* [TASK TO CARRY OUT] Only lines with the word "support" are needed; collect each of them from the listing below.

* [GIVEN ENTRIES]
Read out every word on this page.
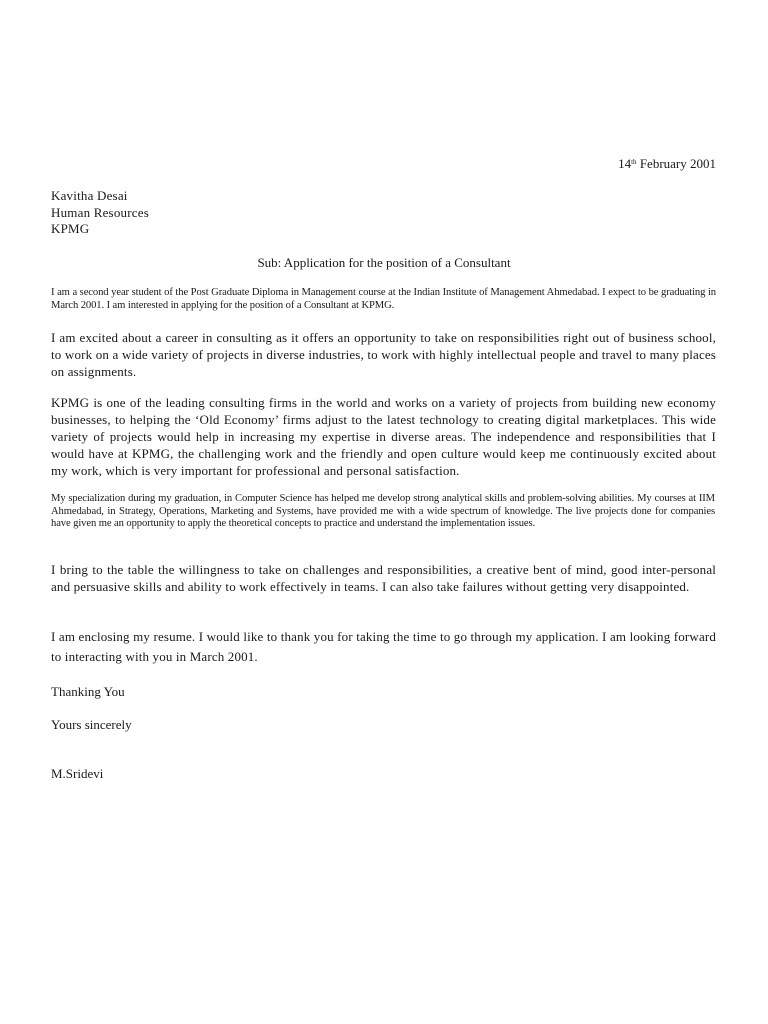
14th February 2001
Kavitha Desai
Human Resources
KPMG
Sub: Application for the position of a Consultant

I am a second year student of the Post Graduate Diploma in Management course at the Indian Institute of Management Ahmedabad. I expect to be graduating in March 2001. I am interested in applying for the position of a Consultant at KPMG.

I am excited about a career in consulting as it offers an opportunity to take on responsibilities right out of business school, to work on a wide variety of projects in diverse industries, to work with highly intellectual people and travel to many places on assignments.

KPMG is one of the leading consulting firms in the world and works on a variety of projects from building new economy businesses, to helping the ‘Old Economy’ firms adjust to the latest technology to creating digital marketplaces. This wide variety of projects would help in increasing my expertise in diverse areas. The independence and responsibilities that I would have at KPMG, the challenging work and the friendly and open culture would keep me continuously excited about my work, which is very important for professional and personal satisfaction.

My specialization during my graduation, in Computer Science has helped me develop strong analytical skills and problem-solving abilities. My courses at IIM Ahmedabad, in Strategy, Operations, Marketing and Systems, have provided me with a wide spectrum of knowledge. The live projects done for companies have given me an opportunity to apply the theoretical concepts to practice and understand the implementation issues.

I bring to the table the willingness to take on challenges and responsibilities, a creative bent of mind, good inter-personal and persuasive skills and ability to work effectively in teams. I can also take failures without getting very disappointed.

I am enclosing my resume. I would like to thank you for taking the time to go through my application. I am looking forward to interacting with you in March 2001.

Thanking You
Yours sincerely
M.Sridevi
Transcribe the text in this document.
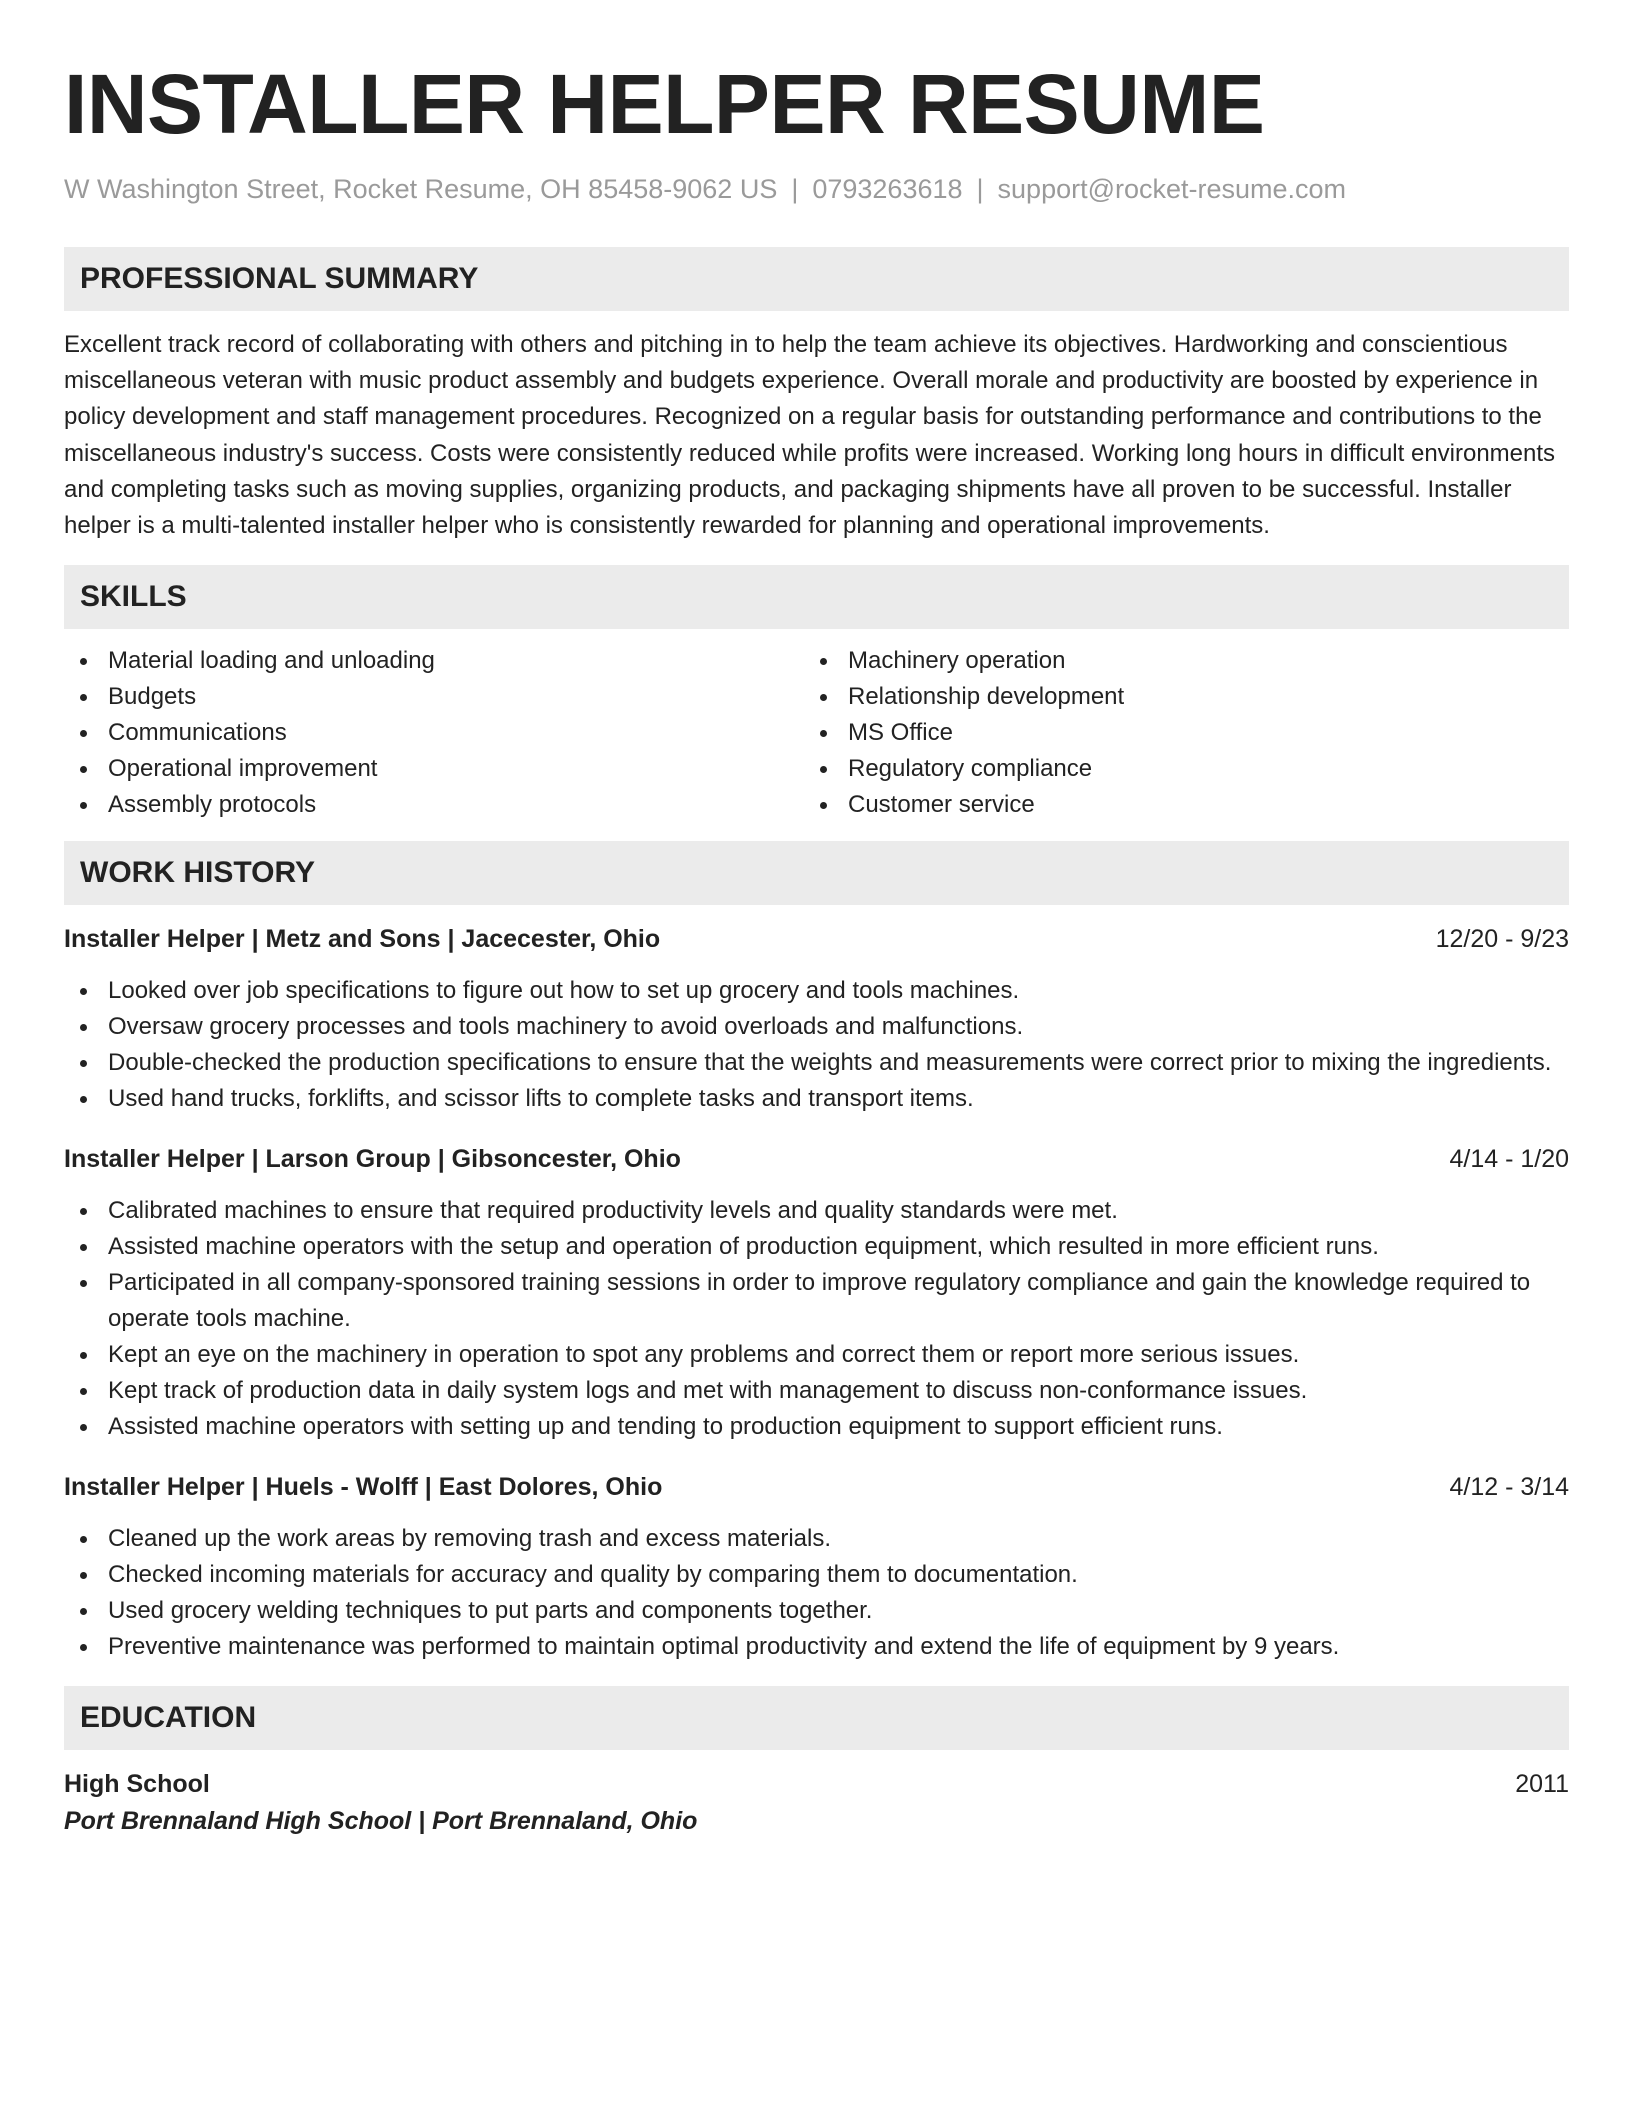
INSTALLER HELPER RESUME
W Washington Street, Rocket Resume, OH 85458-9062 US | 0793263618 | support@rocket-resume.com
PROFESSIONAL SUMMARY

Excellent track record of collaborating with others and pitching in to help the team achieve its objectives. Hardworking and conscientious miscellaneous veteran with music product assembly and budgets experience. Overall morale and productivity are boosted by experience in policy development and staff management procedures. Recognized on a regular basis for outstanding performance and contributions to the miscellaneous industry's success. Costs were consistently reduced while profits were increased. Working long hours in difficult environments and completing tasks such as moving supplies, organizing products, and packaging shipments have all proven to be successful. Installer helper is a multi-talented installer helper who is consistently rewarded for planning and operational improvements.

SKILLS
Material loading and unloading
Budgets
Communications
Operational improvement
Assembly protocols
Machinery operation
Relationship development
MS Office
Regulatory compliance
Customer service
WORK HISTORY
Installer Helper | Metz and Sons | Jacecester, Ohio	12/20 - 9/23
Looked over job specifications to figure out how to set up grocery and tools machines.
Oversaw grocery processes and tools machinery to avoid overloads and malfunctions.
Double-checked the production specifications to ensure that the weights and measurements were correct prior to mixing the ingredients.
Used hand trucks, forklifts, and scissor lifts to complete tasks and transport items.
Installer Helper | Larson Group | Gibsoncester, Ohio	4/14 - 1/20
Calibrated machines to ensure that required productivity levels and quality standards were met.
Assisted machine operators with the setup and operation of production equipment, which resulted in more efficient runs.
Participated in all company-sponsored training sessions in order to improve regulatory compliance and gain the knowledge required to operate tools machine.
Kept an eye on the machinery in operation to spot any problems and correct them or report more serious issues.
Kept track of production data in daily system logs and met with management to discuss non-conformance issues.
Assisted machine operators with setting up and tending to production equipment to support efficient runs.
Installer Helper | Huels - Wolff | East Dolores, Ohio	4/12 - 3/14
Cleaned up the work areas by removing trash and excess materials.
Checked incoming materials for accuracy and quality by comparing them to documentation.
Used grocery welding techniques to put parts and components together.
Preventive maintenance was performed to maintain optimal productivity and extend the life of equipment by 9 years.
EDUCATION
High School	2011
Port Brennaland High School | Port Brennaland, Ohio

* [THE COMPLETED TASK]
W Washington Street, Rocket Resume, OH 85458-9062 US | 0793263618 | support@rocket-resume.com
Assisted machine operators with setting up and tending to production equipment to support efficient runs.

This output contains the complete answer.